### SELECTED EXCERPT

No one knows how many living New Yorkers hold handgun licenses. The State Police anticipate at least half a million recertification applications. Every applicant will have to be checked against several databases of disqualified persons. Even if each application is processed quickly, it could take years to process half a million applications. When all of the pre-2013 applications are processed, the State Police will have to create a list of persons whom its records show as licensees, but who have not applied for renewal. That list is likely to include several hundred thousand names. Matching non-applicants to state death records should eliminate many names, but tens of thousands of non-applicant licensees will require follow up investigation; maybe they have moved out of the State or lost interest in possessing a firearm, but maybe they are deliberately not complying because they know they are firearms-ineligible.
The State Police has taken the position that the responsibility to investigate non-applicants belongs to the county clerks who are in a much better position to determine whether the non-applicant is still living in the county. The county clerks have objected to being burdened by an unfunded mandate. They argue that the SAFE Act is a State initiative about which they were never consulted, and that the State therefore should shoulder implementation costs. Regardless of who does the investigating, it will be the county firearms licensing officials’ job to initiate revocation proceedings against non-applicants; this will also require a great deal of time and effort.
Criminal Provisions. The SAFE Act added more than a dozen new criminal offenses and sentence enhancements. These included possession of a “community gun” (usually hidden in a place where it is accessible to a number of gang members or other associates), sale of a weapon without processing the sale through a federally licensed firearms dealer, possession of a weapon on a school bus, and life without possibility of parole for murdering a first responder. The responsibility for enforcing these firearms offenses and sentence enhancements falls on local police departments, county prosecutors and sentencing judges. In the almost five years that the SAFE Act has been in effect, there have been very few arrests for Safe Act offenses. Arrests that have taken place overwhelmingly occurred in New York City.

### WORK REQUEST 1
In the SAFE Act passage, how many recertification applications do the State Police expect at a minimum?
### WORK REQUEST 2
Reproduce the SAFE Act passage word for word, from "Criminal Provisions. The" to "New York City.".
### WORK REQUEST 3
Write the next part of the passage on the SAFE Act, picking up right after its final sentence.

### PROVIDED MATERIAL
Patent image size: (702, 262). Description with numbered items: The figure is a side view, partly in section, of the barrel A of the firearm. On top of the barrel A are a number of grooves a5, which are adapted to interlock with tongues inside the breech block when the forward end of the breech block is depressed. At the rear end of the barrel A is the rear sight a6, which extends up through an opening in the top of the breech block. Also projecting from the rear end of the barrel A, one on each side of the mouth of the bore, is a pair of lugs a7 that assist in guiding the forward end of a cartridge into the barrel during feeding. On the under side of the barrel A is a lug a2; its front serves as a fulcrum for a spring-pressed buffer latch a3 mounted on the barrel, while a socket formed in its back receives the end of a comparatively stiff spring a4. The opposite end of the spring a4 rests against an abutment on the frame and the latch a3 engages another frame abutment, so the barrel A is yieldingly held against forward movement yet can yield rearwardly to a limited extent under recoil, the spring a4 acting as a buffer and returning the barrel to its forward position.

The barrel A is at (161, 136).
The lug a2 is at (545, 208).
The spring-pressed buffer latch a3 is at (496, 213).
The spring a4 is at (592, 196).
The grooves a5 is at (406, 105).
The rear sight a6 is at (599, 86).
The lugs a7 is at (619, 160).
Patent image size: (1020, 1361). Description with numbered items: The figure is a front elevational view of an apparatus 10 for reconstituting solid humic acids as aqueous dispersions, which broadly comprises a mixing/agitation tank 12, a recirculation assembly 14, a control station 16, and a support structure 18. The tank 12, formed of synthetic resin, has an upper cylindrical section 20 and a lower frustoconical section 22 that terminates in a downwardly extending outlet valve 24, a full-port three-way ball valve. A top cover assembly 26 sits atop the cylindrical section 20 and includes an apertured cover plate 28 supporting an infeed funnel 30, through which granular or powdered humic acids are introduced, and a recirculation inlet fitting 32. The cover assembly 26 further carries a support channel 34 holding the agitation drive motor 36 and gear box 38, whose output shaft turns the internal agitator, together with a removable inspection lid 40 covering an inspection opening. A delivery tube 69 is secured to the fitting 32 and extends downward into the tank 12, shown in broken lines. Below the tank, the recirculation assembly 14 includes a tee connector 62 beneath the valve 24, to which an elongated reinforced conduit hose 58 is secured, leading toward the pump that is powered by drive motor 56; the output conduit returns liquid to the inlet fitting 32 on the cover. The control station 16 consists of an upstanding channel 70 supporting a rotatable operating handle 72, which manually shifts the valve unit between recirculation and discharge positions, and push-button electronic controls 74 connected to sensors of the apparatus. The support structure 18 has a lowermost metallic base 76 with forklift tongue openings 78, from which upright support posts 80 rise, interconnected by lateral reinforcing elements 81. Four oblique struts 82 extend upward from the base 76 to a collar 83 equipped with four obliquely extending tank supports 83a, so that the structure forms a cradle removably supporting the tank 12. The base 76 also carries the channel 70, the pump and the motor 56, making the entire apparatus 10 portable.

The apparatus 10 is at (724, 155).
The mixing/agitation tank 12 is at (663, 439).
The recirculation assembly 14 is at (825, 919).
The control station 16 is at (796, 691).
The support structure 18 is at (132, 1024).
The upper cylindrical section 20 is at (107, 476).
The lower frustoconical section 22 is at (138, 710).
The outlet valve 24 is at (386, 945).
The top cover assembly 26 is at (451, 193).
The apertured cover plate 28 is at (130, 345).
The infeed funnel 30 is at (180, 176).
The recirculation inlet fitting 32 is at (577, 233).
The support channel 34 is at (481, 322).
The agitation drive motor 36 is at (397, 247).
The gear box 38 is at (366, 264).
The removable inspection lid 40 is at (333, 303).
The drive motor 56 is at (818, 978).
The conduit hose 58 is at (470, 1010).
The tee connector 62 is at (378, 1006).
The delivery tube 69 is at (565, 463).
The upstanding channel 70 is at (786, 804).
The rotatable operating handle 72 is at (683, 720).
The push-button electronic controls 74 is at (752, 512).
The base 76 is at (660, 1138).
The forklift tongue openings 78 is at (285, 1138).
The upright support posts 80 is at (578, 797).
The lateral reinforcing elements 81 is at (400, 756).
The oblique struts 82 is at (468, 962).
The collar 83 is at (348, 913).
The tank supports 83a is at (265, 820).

### FINAL ANSWER 1
At least half a million.

### FINAL ANSWER 2
Criminal Provisions. The SAFE Act added more than a dozen new criminal offenses and sentence enhancements. These included possession of a “community gun” (usually hidden in a place where it is accessible to a number of gang members or other associates), sale of a weapon without processing the sale through a federally licensed firearms dealer, possession of a weapon on a school bus, and life without possibility of parole for murdering a first responder. The responsibility for enforcing these firearms offenses and sentence enhancements falls on local police departments, county prosecutors and sentencing judges. In the almost five years that the SAFE Act has been in effect, there have been very few arrests for Safe Act offenses. Arrests that have taken place overwhelmingly occurred in New York City.

### FINAL ANSWER 3
The SAFE Act succeeded in making a big political splash. It generated widespread and intense protest by gun owners and mobilized Second Amendment advocates and advocacy groups. In 2014, Governor Andrew Cuomo was reelected by a much diminished majority and Republicans regained control of the State Senate. This demonstrated that even in a very blue state like New York, gun owners are a significant constituency, one that punches above its weight because it includes so many one-issue voters. In the legislature, Democrats continue to introduce new gun control bills at the rate of about 50 per year, while Republicans regularly introduce bills to repeal or at least scale back the SAFE Act. Neither side currently has any chance of actually passing new legislation.
The SAFE Act’s impact on gun crime, suicides and accidents has never been seriously assessed, although both gun control proponents and gun rights advocates make extravagant claims. In truth, there seems little likelihood that the SAFE Act has had much, if any, effect since it has been only partially implemented, almost completely unenforced, and widely ignored. Its various provisions are easily circumvented.
JAMES B. JACOBS is the Chief Justice Warren E. Burger Professor of Law at NYU School of Law. He is author of CAN GUN CONTROL WORK? (2002) and is currently, with Zoe Fuhr, completing a book about the SAFE Act, tentatively titled AFTER SANDY HOOK: NYS’ TOUGHEST-IN-THE NATION GUN CONTROL.